[start of SUPPLIED MATERIAL]

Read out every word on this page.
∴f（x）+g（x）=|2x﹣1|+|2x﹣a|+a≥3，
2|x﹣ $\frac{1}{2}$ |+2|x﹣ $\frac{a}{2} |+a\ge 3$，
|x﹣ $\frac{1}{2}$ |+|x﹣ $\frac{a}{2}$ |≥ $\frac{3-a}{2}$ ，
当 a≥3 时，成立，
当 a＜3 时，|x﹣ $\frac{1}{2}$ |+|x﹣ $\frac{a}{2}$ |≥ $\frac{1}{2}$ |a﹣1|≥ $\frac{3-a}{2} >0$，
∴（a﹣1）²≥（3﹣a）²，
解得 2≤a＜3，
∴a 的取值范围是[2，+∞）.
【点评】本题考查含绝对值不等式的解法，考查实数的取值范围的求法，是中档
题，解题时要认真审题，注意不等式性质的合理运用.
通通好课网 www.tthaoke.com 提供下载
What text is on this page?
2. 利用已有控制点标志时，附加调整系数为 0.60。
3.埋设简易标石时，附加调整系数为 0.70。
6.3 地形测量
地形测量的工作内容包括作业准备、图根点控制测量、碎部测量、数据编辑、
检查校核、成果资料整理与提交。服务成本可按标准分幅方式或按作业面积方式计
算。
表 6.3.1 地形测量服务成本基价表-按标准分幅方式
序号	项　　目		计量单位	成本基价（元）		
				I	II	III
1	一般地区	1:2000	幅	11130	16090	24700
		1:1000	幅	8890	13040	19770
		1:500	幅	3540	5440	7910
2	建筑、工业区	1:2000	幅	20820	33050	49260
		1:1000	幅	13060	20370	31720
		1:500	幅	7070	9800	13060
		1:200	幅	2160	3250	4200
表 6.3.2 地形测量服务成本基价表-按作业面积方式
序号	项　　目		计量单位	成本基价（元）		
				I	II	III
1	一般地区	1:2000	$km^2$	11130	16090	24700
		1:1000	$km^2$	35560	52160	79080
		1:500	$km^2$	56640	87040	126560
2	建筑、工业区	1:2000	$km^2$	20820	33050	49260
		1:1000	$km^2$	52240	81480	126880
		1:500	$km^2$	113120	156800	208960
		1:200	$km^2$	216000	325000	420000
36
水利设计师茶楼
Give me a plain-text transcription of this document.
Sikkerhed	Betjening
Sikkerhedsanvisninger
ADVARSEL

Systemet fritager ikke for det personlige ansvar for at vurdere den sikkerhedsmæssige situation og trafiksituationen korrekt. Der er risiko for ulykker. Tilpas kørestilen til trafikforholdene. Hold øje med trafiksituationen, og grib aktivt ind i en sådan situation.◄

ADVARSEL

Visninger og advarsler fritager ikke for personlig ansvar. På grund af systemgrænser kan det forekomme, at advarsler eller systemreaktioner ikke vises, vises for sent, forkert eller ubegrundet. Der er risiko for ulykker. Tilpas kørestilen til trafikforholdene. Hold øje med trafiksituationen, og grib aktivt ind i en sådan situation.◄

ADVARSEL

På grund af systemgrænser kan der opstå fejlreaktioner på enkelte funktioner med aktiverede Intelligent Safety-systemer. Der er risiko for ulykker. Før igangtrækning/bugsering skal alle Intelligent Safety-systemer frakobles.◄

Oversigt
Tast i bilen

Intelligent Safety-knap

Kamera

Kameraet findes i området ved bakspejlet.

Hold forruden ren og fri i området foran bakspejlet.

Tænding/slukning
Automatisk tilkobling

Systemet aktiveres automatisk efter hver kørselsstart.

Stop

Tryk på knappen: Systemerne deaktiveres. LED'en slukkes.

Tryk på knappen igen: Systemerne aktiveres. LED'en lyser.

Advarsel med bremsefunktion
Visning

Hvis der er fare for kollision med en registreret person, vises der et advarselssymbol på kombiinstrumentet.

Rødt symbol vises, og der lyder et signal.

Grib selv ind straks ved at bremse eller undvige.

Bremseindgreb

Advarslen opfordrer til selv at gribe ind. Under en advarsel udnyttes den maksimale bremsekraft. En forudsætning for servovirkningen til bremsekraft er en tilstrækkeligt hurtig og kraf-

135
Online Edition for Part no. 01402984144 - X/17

[end of SUPPLIED MATERIAL]

• THE TASK
Scan the entries above for the word "vises" and collect each line holding it.

• OUTPUT FOR THIS EXERCISE
Visninger og advarsler fritager ikke for personlig ansvar. På grund af systemgrænser kan det forekomme, at advarsler eller systemreaktioner ikke vises, vises for sent, forkert eller ubegrundet. Der er risiko for ulykker. Tilpas kørestilen til trafikforholdene. Hold øje med trafiksituationen, og grib aktivt ind i en sådan situation.◄
Hvis der er fare for kollision med en registreret person, vises der et advarselssymbol på kombiinstrumentet.
Rødt symbol vises, og der lyder et signal.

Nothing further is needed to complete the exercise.